Locate the lines where "Photo" occurs and copy them as they stand.
☆ ☆ ☆
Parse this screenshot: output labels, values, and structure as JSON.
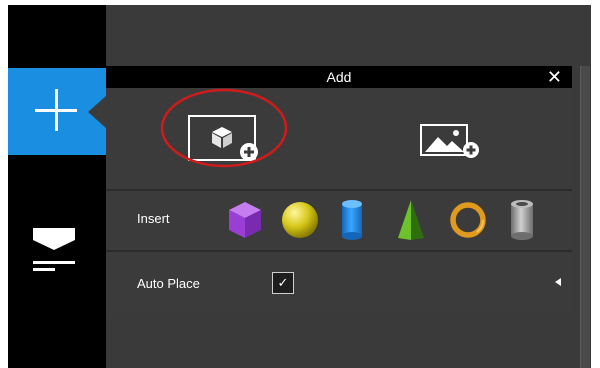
{
  "panel": {
    "title": "Add",
    "close_glyph": "✕"
  },
  "insert_row": {
    "label": "Insert",
    "shapes": [
      {
        "name": "cube",
        "color": "#9a3fd6"
      },
      {
        "name": "sphere",
        "color": "#d6c81a"
      },
      {
        "name": "cylinder",
        "color": "#1f7fd9"
      },
      {
        "name": "cone",
        "color": "#4b9e1e"
      },
      {
        "name": "torus",
        "color": "#e09a1e"
      },
      {
        "name": "pipe",
        "color": "#9a9a9a"
      }
    ]
  },
  "auto_place_row": {
    "label": "Auto Place",
    "checked_glyph": "✓"
  },
  "colors": {
    "accent": "#1a8ee0",
    "highlight_ring": "#d01b1b",
    "panel_bg": "#3b3b3b",
    "header_bg": "#000000"
  },
  "icons": {
    "add_tab": "plus-icon",
    "place_tab": "place-on-surface-icon",
    "add_object": "cube-plus-icon",
    "add_image": "image-plus-icon",
    "expand": "triangle-left-icon"
  }
}
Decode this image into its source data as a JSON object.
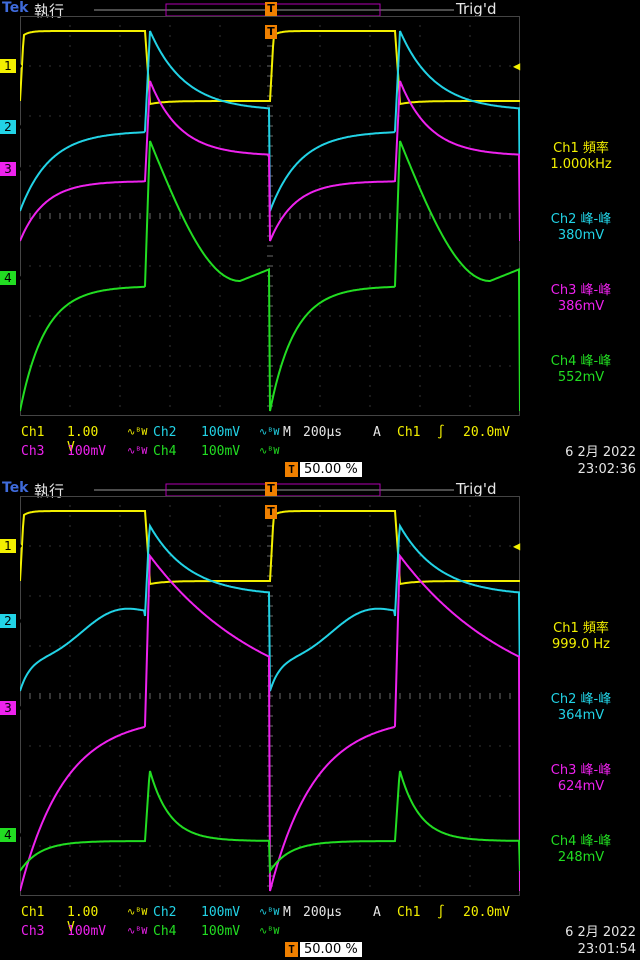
{
  "screens": [
    {
      "brand": "Tek",
      "run_state": "執行",
      "trig_state": "Trig'd",
      "trig_marker": "T",
      "channel_markers": [
        "1",
        "2",
        "3",
        "4"
      ],
      "measurements": [
        {
          "label": "Ch1 頻率",
          "value": "1.000kHz"
        },
        {
          "label": "Ch2 峰-峰",
          "value": "380mV"
        },
        {
          "label": "Ch3 峰-峰",
          "value": "386mV"
        },
        {
          "label": "Ch4 峰-峰",
          "value": "552mV"
        }
      ],
      "ch1_label": "Ch1",
      "ch1_scale": "1.00 V",
      "ch1_coupling": "∿ᴮW",
      "ch2_label": "Ch2",
      "ch2_scale": "100mV",
      "ch2_coupling": "∿ᴮW",
      "ch3_label": "Ch3",
      "ch3_scale": "100mV",
      "ch3_coupling": "∿ᴮW",
      "ch4_label": "Ch4",
      "ch4_scale": "100mV",
      "ch4_coupling": "∿ᴮW",
      "timebase_label": "M",
      "timebase": "200µs",
      "acq_mode": "A",
      "trig_source": "Ch1",
      "trig_slope": "∫",
      "trig_level": "20.0mV",
      "trig_pct": "50.00 %",
      "date": "6 2月  2022",
      "time": "23:02:36"
    },
    {
      "brand": "Tek",
      "run_state": "執行",
      "trig_state": "Trig'd",
      "trig_marker": "T",
      "channel_markers": [
        "1",
        "2",
        "3",
        "4"
      ],
      "measurements": [
        {
          "label": "Ch1 頻率",
          "value": "999.0 Hz"
        },
        {
          "label": "Ch2 峰-峰",
          "value": "364mV"
        },
        {
          "label": "Ch3 峰-峰",
          "value": "624mV"
        },
        {
          "label": "Ch4 峰-峰",
          "value": "248mV"
        }
      ],
      "ch1_label": "Ch1",
      "ch1_scale": "1.00 V",
      "ch1_coupling": "∿ᴮW",
      "ch2_label": "Ch2",
      "ch2_scale": "100mV",
      "ch2_coupling": "∿ᴮW",
      "ch3_label": "Ch3",
      "ch3_scale": "100mV",
      "ch3_coupling": "∿ᴮW",
      "ch4_label": "Ch4",
      "ch4_scale": "100mV",
      "ch4_coupling": "∿ᴮW",
      "timebase_label": "M",
      "timebase": "200µs",
      "acq_mode": "A",
      "trig_source": "Ch1",
      "trig_slope": "∫",
      "trig_level": "20.0mV",
      "trig_pct": "50.00 %",
      "date": "6 2月  2022",
      "time": "23:01:54"
    }
  ],
  "colors": {
    "ch1": "#f3f000",
    "ch2": "#22d3e6",
    "ch3": "#ee22ee",
    "ch4": "#22dd22",
    "trigger": "#f08000",
    "grid": "#505050"
  }
}
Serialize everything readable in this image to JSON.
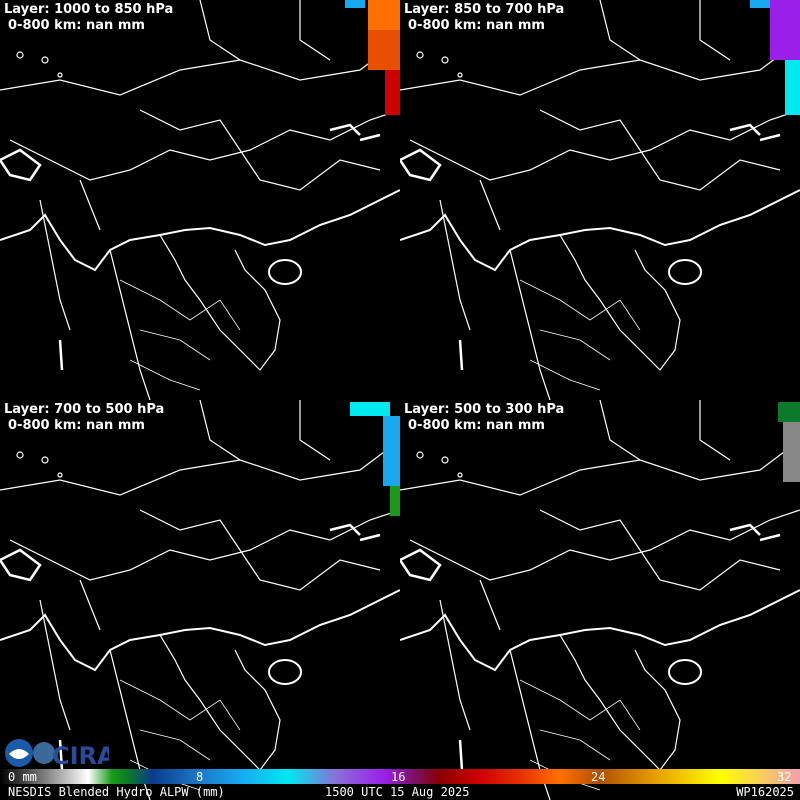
{
  "panels": [
    {
      "layer": "Layer: 1000 to 850 hPa",
      "stat": "0-800 km: nan mm"
    },
    {
      "layer": "Layer: 850 to 700 hPa",
      "stat": "0-800 km: nan mm"
    },
    {
      "layer": "Layer: 700 to 500 hPa",
      "stat": "0-800 km: nan mm"
    },
    {
      "layer": "Layer: 500 to 300 hPa",
      "stat": "0-800 km: nan mm"
    }
  ],
  "colorbar": {
    "ticks": [
      "0 mm",
      "8",
      "16",
      "24",
      "32"
    ],
    "range": [
      0,
      32
    ],
    "units": "mm"
  },
  "footer": {
    "product": "NESDIS Blended Hydro ALPW (mm)",
    "time": "1500 UTC 15 Aug 2025",
    "storm": "WP162025"
  },
  "logos": {
    "noaa": "NOAA",
    "cira": "CIRA"
  }
}
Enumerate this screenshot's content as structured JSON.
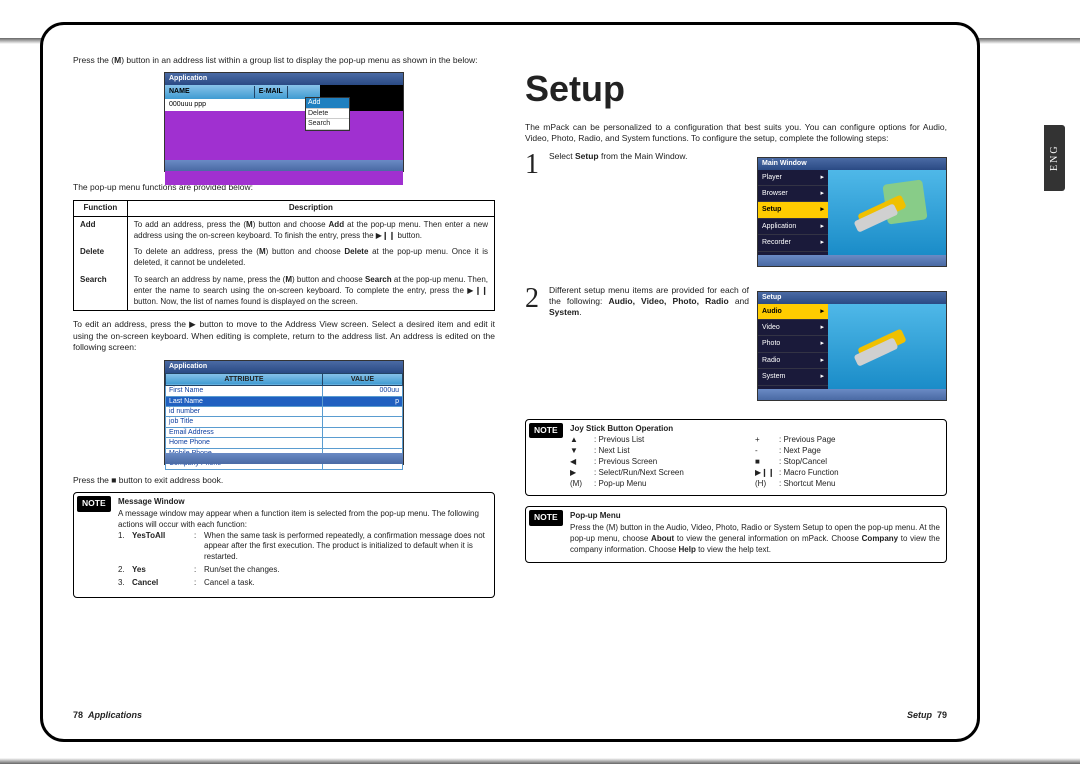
{
  "sideTab": "ENG",
  "left": {
    "p1_a": "Press the (",
    "p1_b": ") button in an address list within a group list to display the pop-up menu as shown in the below:",
    "m_key": "M",
    "ss1": {
      "topbar": "Application",
      "h1": "NAME",
      "h2": "E-MAIL",
      "row": "000uuu ppp",
      "pop": [
        "Add",
        "Delete",
        "Search"
      ]
    },
    "p2": "The pop-up menu functions are provided below:",
    "tbl_h1": "Function",
    "tbl_h2": "Description",
    "fn": [
      {
        "name": "Add",
        "desc_a": "To add an address, press the (",
        "desc_b": ") button and choose ",
        "desc_c": " at the pop-up menu. Then enter a new address using the on-screen keyboard. To finish the entry, press the ▶❙❙ button.",
        "bold": "Add"
      },
      {
        "name": "Delete",
        "desc_a": "To delete an address, press the (",
        "desc_b": ") button and choose ",
        "desc_c": " at the pop-up menu. Once it is deleted, it cannot be undeleted.",
        "bold": "Delete"
      },
      {
        "name": "Search",
        "desc_a": "To search an address by name, press the (",
        "desc_b": ") button and choose ",
        "desc_c": " at the pop-up menu. Then, enter the name to search using the on-screen keyboard. To complete the entry, press the ▶❙❙ button. Now, the list of names found is displayed on the screen.",
        "bold": "Search"
      }
    ],
    "p3": "To edit an address, press the ▶ button to move to the Address View screen. Select a desired item and edit it using the on-screen keyboard. When editing is complete, return to the address list. An address is edited on the following screen:",
    "ss2": {
      "topbar": "Application",
      "h1": "ATTRIBUTE",
      "h2": "VALUE",
      "rows": [
        [
          "First Name",
          "000uu"
        ],
        [
          "Last Name",
          "p"
        ],
        [
          "id number",
          ""
        ],
        [
          "job Title",
          ""
        ],
        [
          "Email Address",
          ""
        ],
        [
          "Home Phone",
          ""
        ],
        [
          "Mobile Phone",
          ""
        ],
        [
          "Company Phone",
          ""
        ]
      ],
      "selIndex": 1
    },
    "p4": "Press the ■ button to exit address book.",
    "note": {
      "tag": "NOTE",
      "hd": "Message Window",
      "txt": "A message window may appear when a function item is selected from the pop-up menu. The following actions will occur with each function:",
      "items": [
        {
          "n": "1.",
          "k": "YesToAll",
          "c": ":",
          "d": "When the same task is performed repeatedly, a confirmation message does not appear after the first execution. The product is initialized to default when it is restarted."
        },
        {
          "n": "2.",
          "k": "Yes",
          "c": ":",
          "d": "Run/set the changes."
        },
        {
          "n": "3.",
          "k": "Cancel",
          "c": ":",
          "d": "Cancel a task."
        }
      ]
    },
    "footer_page": "78",
    "footer_title": "Applications"
  },
  "right": {
    "title": "Setup",
    "intro": "The mPack can be personalized to a configuration that best suits you. You can configure options for Audio, Video, Photo, Radio, and System functions. To configure the setup, complete the following steps:",
    "step1_a": "Select ",
    "step1_bold": "Setup",
    "step1_b": " from the Main Window.",
    "ss3": {
      "topbar": "Main Window",
      "items": [
        "Player",
        "Browser",
        "Setup",
        "Application",
        "Recorder"
      ],
      "selIndex": 2
    },
    "step2_a": "Different setup menu items are provided for each of the following: ",
    "step2_bold": "Audio, Video, Photo, Radio",
    "step2_mid": " and ",
    "step2_bold2": "System",
    "step2_end": ".",
    "ss4": {
      "topbar": "Setup",
      "items": [
        "Audio",
        "Video",
        "Photo",
        "Radio",
        "System"
      ],
      "selIndex": 0
    },
    "note1": {
      "tag": "NOTE",
      "hd": "Joy Stick Button Operation",
      "rowsL": [
        [
          "▲",
          ": Previous List"
        ],
        [
          "▼",
          ": Next List"
        ],
        [
          "◀",
          ": Previous Screen"
        ],
        [
          "▶",
          ": Select/Run/Next Screen"
        ],
        [
          "(M)",
          ": Pop-up Menu"
        ]
      ],
      "rowsR": [
        [
          "+",
          ": Previous Page"
        ],
        [
          "-",
          ": Next Page"
        ],
        [
          "■",
          ": Stop/Cancel"
        ],
        [
          "▶❙❙",
          ": Macro Function"
        ],
        [
          "(H)",
          ": Shortcut Menu"
        ]
      ]
    },
    "note2": {
      "tag": "NOTE",
      "hd": "Pop-up Menu",
      "txt_a": "Press the (M) button in the Audio, Video, Photo, Radio or System Setup to open the pop-up menu. At the pop-up menu, choose ",
      "b1": "About",
      "txt_b": " to view the general information on mPack. Choose ",
      "b2": "Company",
      "txt_c": " to view the company information. Choose ",
      "b3": "Help",
      "txt_d": " to view the help text."
    },
    "footer_title": "Setup",
    "footer_page": "79"
  }
}
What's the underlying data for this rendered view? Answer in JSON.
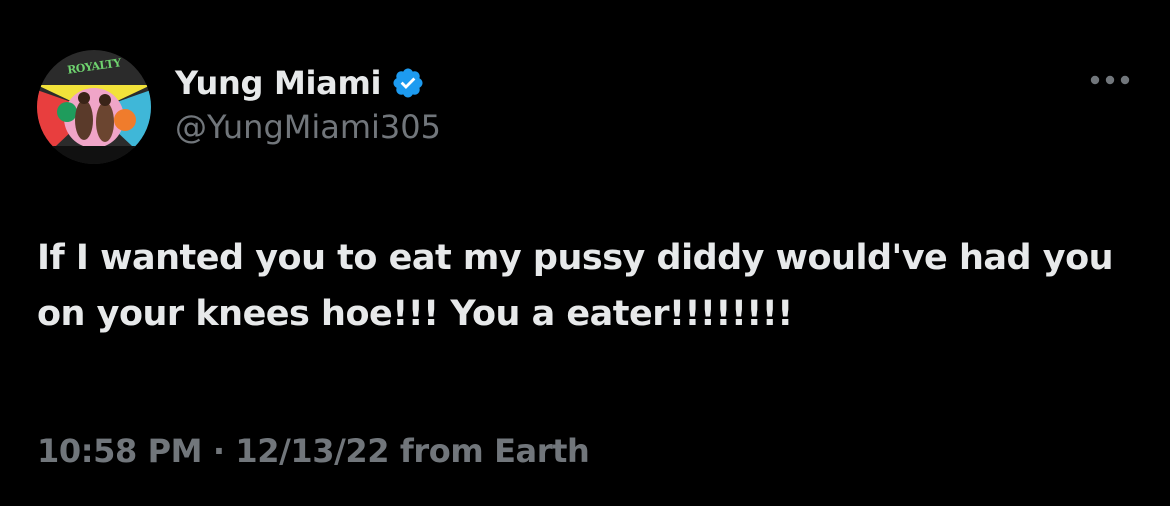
☆ ☆ ☆
Response below
    "intro": "The mPack can be personalized to a configuration that best suits you. You can configure options for Audio, Video, Photo, Radio, and System functions. To configure the setup, complete the following steps:",
    "step2_bold": "Audio, Video, Photo, Radio",
        "Photo",
      "txt_a": "Press the (M) button in the Audio, Video, Photo, Radio or System Setup to open the pop-up menu. At the pop-up menu, choose ",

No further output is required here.